▶ [Problem to work on]
Lines containing the word "lens" are to be located and copied.
********************
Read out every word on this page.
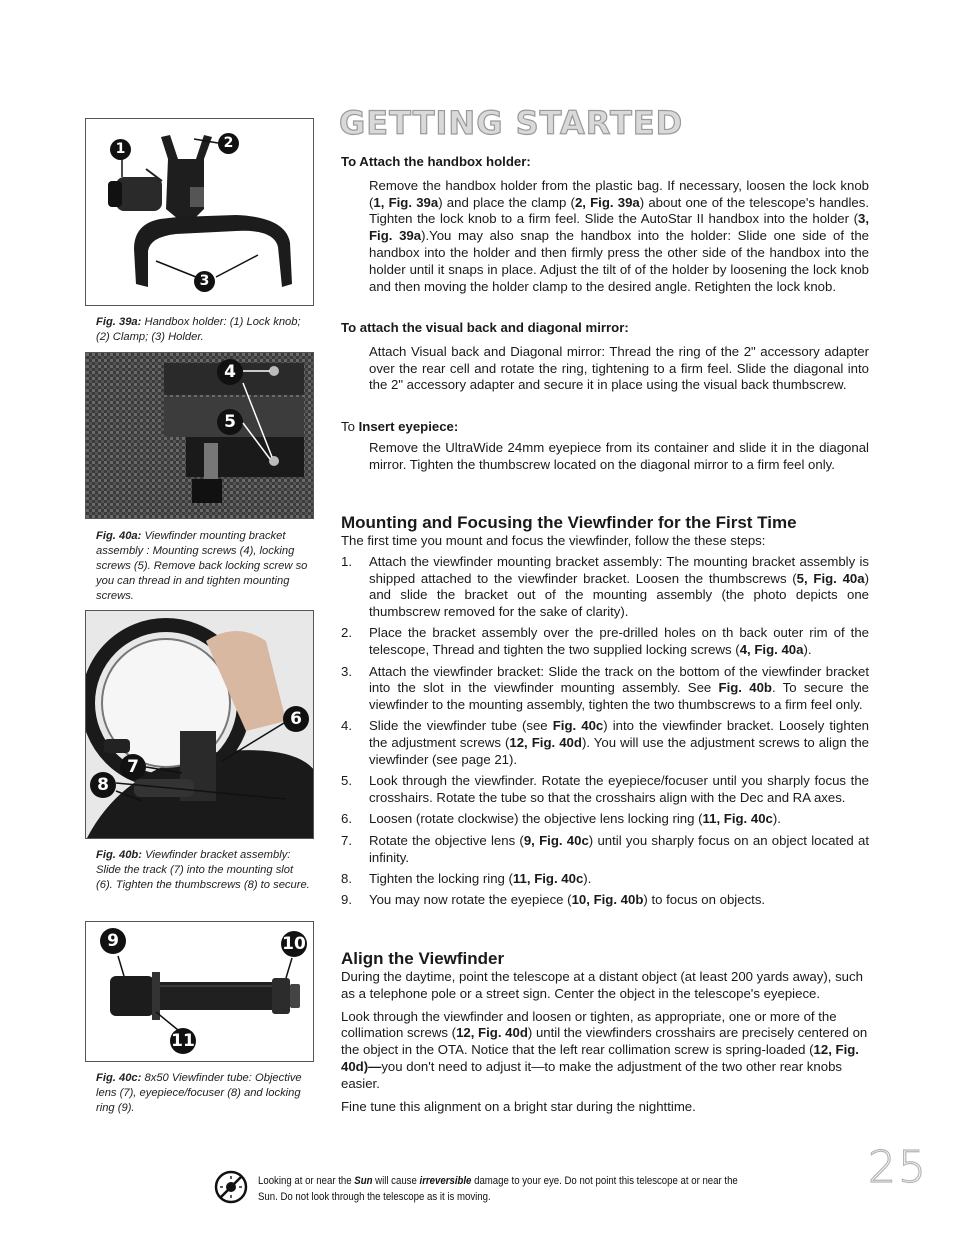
GETTING STARTED
1	2
3
Fig. 39a: Handbox holder: (1) Lock knob; (2) Clamp; (3) Holder.
4
5
Fig. 40a: Viewfinder mounting bracket assembly : Mounting screws (4), locking screws (5). Remove back locking screw so you can thread in and tighten mounting screws.
6
7
8
Fig. 40b: Viewfinder bracket assembly: Slide the track (7) into the mounting slot (6). Tighten the thumbscrews (8) to secure.
9	10
11
Fig. 40c: 8x50 Viewfinder tube: Objective lens (7), eyepiece/focuser (8) and locking ring (9).
To Attach the handbox holder:
Remove the handbox holder from the plastic bag. If necessary, loosen the lock knob (1, Fig. 39a) and place the clamp (2, Fig. 39a) about one of the telescope's handles. Tighten the lock knob to a firm feel. Slide the AutoStar II handbox into the holder (3, Fig. 39a).You may also snap the handbox into the holder: Slide one side of the handbox into the holder and then firmly press the other side of the handbox into the holder until it snaps in place. Adjust the tilt of of the holder by loosening the lock knob and then moving the holder clamp to the desired angle. Retighten the lock knob.
To attach the visual back and diagonal mirror:
Attach Visual back and Diagonal mirror: Thread the ring of the 2" accessory adapter over the rear cell and rotate the ring, tightening to a firm feel. Slide the diagonal into the 2" accessory adapter and secure it in place using the visual back thumbscrew.
To Insert eyepiece:
Remove the UltraWide 24mm eyepiece from its container and slide it in the diagonal mirror. Tighten the thumbscrew located on the diagonal mirror to a firm feel only.
Mounting and Focusing the Viewfinder for the First Time
The first time you mount and focus the viewfinder, follow the these steps:
1. Attach the viewfinder mounting bracket assembly: The mounting bracket assembly is shipped attached to the viewfinder bracket. Loosen the thumbscrews (5, Fig. 40a) and slide the bracket out of the mounting assembly (the photo depicts one thumbscrew removed for the sake of clarity).
2. Place the bracket assembly over the pre-drilled holes on th back outer rim of the telescope, Thread and tighten the two supplied locking screws (4, Fig. 40a).
3. Attach the viewfinder bracket: Slide the track on the bottom of the viewfinder bracket into the slot in the viewfinder mounting assembly. See Fig. 40b. To secure the viewfinder to the mounting assembly, tighten the two thumbscrews to a firm feel only.
4. Slide the viewfinder tube (see Fig. 40c) into the viewfinder bracket. Loosely tighten the adjustment screws (12, Fig. 40d). You will use the adjustment screws to align the viewfinder (see page 21).
5. Look through the viewfinder. Rotate the eyepiece/focuser until you sharply focus the crosshairs. Rotate the tube so that the crosshairs align with the Dec and RA axes.
6. Loosen (rotate clockwise) the objective lens locking ring (11, Fig. 40c).
7. Rotate the objective lens (9, Fig. 40c) until you sharply focus on an object located at infinity.
8. Tighten the locking ring (11, Fig. 40c).
9. You may now rotate the eyepiece (10, Fig. 40b) to focus on objects.
Align the Viewfinder
During the daytime, point the telescope at a distant object (at least 200 yards away), such as a telephone pole or a street sign. Center the object in the telescope's eyepiece.
Look through the viewfinder and loosen or tighten, as appropriate, one or more of the collimation screws (12, Fig. 40d) until the viewfinders crosshairs are precisely centered on the object in the OTA. Notice that the left rear collimation screw is spring-loaded (12, Fig. 40d)—you don't need to adjust it—to make the adjustment of the two other rear knobs easier.
Fine tune this alignment on a bright star during the nighttime.
25
Looking at or near the Sun will cause irreversible damage to your eye. Do not point this telescope at or near the Sun. Do not look through the telescope as it is moving.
********************
▶ [Written solution]
Fig. 40c: 8x50 Viewfinder tube: Objective lens (7), eyepiece/focuser (8) and locking ring (9).
6. Loosen (rotate clockwise) the objective lens locking ring (11, Fig. 40c).
7. Rotate the objective lens (9, Fig. 40c) until you sharply focus on an object located at infinity.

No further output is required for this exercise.